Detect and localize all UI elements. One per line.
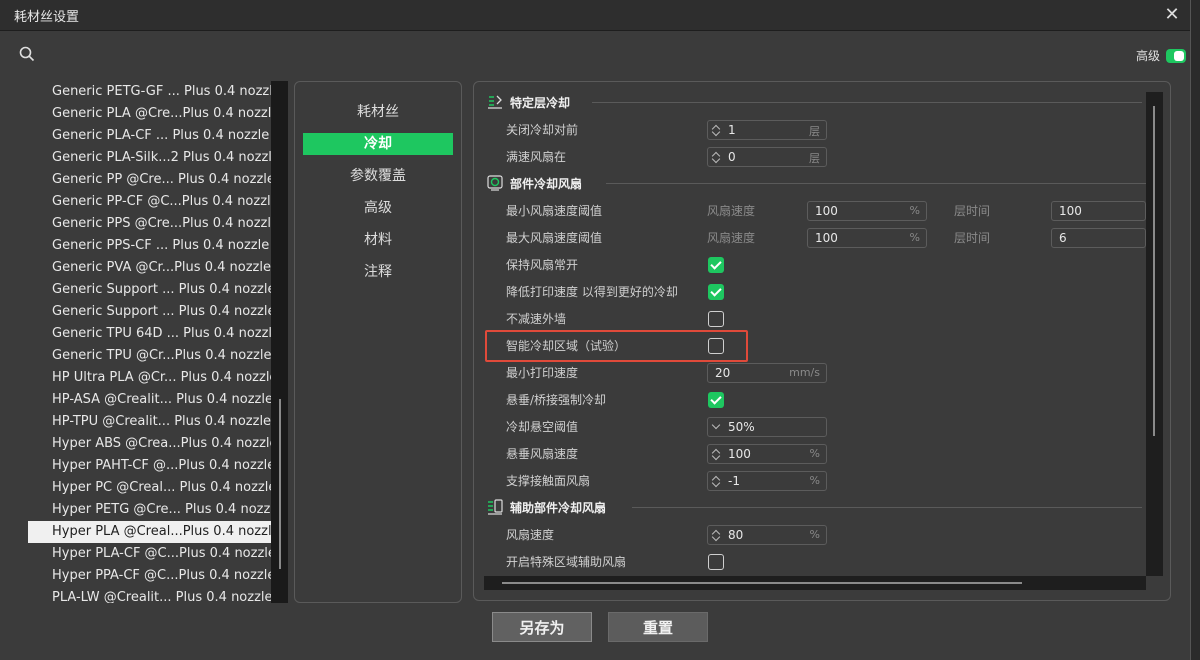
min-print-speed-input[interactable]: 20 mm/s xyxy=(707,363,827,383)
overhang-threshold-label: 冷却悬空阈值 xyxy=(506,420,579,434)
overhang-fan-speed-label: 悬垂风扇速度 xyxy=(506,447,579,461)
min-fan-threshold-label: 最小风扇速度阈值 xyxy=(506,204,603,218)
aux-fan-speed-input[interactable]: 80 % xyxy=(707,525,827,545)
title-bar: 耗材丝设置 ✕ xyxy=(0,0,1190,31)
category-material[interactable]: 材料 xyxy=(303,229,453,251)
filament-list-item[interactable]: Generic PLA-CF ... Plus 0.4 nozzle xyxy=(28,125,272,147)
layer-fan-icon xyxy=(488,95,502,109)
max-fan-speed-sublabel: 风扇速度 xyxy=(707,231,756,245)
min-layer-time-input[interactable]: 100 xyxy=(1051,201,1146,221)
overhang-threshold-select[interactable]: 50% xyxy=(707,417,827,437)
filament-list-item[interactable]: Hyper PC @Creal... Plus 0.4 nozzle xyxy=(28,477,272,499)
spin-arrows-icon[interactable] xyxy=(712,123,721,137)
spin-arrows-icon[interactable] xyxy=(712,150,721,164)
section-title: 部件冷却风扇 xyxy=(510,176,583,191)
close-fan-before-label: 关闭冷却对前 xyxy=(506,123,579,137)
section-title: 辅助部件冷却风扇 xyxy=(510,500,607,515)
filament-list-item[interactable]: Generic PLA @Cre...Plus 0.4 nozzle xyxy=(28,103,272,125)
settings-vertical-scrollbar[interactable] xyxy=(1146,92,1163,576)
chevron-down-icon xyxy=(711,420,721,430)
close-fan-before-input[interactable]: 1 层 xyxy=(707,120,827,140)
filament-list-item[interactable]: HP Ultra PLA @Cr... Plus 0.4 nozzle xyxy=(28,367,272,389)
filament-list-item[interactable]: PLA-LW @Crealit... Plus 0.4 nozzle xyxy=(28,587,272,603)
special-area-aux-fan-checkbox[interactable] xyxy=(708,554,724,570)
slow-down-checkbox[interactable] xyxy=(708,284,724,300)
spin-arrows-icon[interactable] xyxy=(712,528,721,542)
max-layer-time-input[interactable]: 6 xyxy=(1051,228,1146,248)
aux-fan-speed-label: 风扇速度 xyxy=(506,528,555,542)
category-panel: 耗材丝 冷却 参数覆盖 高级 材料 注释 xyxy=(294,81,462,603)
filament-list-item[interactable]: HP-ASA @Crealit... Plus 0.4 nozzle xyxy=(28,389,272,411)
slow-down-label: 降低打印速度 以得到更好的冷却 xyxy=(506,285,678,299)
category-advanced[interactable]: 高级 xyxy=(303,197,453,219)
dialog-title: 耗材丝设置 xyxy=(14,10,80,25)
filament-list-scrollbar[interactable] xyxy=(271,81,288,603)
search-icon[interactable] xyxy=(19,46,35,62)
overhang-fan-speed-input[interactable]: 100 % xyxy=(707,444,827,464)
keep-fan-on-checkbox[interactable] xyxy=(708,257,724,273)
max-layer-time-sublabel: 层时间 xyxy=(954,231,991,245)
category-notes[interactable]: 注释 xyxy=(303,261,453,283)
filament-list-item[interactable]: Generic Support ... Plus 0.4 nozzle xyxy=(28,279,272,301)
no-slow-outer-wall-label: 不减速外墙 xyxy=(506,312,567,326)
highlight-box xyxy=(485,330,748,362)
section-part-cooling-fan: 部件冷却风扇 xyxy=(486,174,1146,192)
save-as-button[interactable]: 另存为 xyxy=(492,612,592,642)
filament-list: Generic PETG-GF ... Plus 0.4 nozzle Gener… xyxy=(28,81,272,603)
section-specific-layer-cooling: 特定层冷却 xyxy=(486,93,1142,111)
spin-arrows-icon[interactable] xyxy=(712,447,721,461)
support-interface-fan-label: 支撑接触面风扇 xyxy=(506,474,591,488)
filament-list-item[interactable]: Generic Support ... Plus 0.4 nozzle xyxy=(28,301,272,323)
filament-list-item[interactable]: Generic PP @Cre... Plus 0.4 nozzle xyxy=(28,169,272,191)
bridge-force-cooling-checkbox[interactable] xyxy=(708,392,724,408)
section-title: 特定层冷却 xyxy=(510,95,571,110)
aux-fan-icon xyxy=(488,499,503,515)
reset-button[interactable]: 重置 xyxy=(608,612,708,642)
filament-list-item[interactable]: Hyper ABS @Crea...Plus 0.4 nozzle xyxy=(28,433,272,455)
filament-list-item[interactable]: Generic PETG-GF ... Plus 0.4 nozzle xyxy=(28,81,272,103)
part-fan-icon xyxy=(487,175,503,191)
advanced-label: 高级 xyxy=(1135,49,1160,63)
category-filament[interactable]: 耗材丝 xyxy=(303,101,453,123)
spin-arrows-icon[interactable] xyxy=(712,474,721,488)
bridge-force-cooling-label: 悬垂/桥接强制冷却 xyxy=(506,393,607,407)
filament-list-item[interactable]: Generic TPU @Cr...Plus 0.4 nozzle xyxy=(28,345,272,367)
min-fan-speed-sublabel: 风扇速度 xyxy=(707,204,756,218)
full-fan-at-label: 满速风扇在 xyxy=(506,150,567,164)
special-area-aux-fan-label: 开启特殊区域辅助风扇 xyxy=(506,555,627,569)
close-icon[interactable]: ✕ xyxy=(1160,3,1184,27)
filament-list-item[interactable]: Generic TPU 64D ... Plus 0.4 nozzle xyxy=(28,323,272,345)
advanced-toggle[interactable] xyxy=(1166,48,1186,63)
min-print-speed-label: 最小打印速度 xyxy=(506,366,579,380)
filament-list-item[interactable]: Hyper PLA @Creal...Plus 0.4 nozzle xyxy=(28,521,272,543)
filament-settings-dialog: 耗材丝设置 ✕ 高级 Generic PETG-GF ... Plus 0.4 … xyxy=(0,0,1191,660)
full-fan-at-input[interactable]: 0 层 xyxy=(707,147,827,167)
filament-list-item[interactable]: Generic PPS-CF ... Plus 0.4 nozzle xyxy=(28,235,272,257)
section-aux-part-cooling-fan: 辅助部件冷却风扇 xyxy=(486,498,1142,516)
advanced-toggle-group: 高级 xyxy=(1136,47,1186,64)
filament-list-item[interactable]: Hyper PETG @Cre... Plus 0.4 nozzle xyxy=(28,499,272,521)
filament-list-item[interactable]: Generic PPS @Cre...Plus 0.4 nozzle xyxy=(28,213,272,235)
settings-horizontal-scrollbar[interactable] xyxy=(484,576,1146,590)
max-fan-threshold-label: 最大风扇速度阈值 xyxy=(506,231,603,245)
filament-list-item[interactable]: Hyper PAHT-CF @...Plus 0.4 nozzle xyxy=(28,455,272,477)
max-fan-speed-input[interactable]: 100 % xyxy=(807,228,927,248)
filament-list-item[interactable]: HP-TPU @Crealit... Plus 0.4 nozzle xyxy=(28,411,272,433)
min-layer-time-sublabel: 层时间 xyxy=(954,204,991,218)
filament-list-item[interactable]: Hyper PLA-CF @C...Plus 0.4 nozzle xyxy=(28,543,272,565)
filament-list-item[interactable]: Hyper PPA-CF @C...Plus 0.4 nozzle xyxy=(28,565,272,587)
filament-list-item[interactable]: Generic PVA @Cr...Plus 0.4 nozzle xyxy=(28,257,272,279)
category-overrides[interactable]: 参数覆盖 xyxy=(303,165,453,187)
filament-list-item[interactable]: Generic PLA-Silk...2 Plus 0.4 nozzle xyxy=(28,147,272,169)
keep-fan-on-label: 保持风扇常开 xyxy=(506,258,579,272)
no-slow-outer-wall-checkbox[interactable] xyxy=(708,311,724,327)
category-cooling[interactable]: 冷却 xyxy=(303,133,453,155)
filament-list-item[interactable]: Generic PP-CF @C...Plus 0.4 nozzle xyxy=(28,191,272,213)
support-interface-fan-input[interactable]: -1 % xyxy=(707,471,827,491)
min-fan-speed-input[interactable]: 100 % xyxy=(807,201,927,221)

#### GOAL:
Arrange the records as a Markdown table with the columns Row and Entry, one row per line, with blank lines dropped, starting at the line containing "min-print-speed-input[interactable]: 20 mm/s" and ending at the line containing "max-fan-speed-sublabel: 风扇速度 xyxy=(707,231,756,245)". Include both of those lines.

#### WORKED ANSWER:
| Row | Entry |
|---|---|
| 1 | min-print-speed-input[interactable]: 20 mm/s xyxy=(707,363,827,383) |
| 2 | overhang-threshold-label: 冷却悬空阈值 xyxy=(506,420,579,434) |
| 3 | overhang-fan-speed-label: 悬垂风扇速度 xyxy=(506,447,579,461) |
| 4 | min-fan-threshold-label: 最小风扇速度阈值 xyxy=(506,204,603,218) |
| 5 | aux-fan-speed-input[interactable]: 80 % xyxy=(707,525,827,545) |
| 6 | title-bar: 耗材丝设置 ✕ xyxy=(0,0,1190,31) |
| 7 | category-material[interactable]: 材料 xyxy=(303,229,453,251) |
| 8 | filament-list-item[interactable]: Generic PLA-CF ... Plus 0.4 nozzle xyxy=(28,125,272,147) |
| 9 | layer-fan-icon xyxy=(488,95,502,109) |
| 10 | max-fan-speed-sublabel: 风扇速度 xyxy=(707,231,756,245) |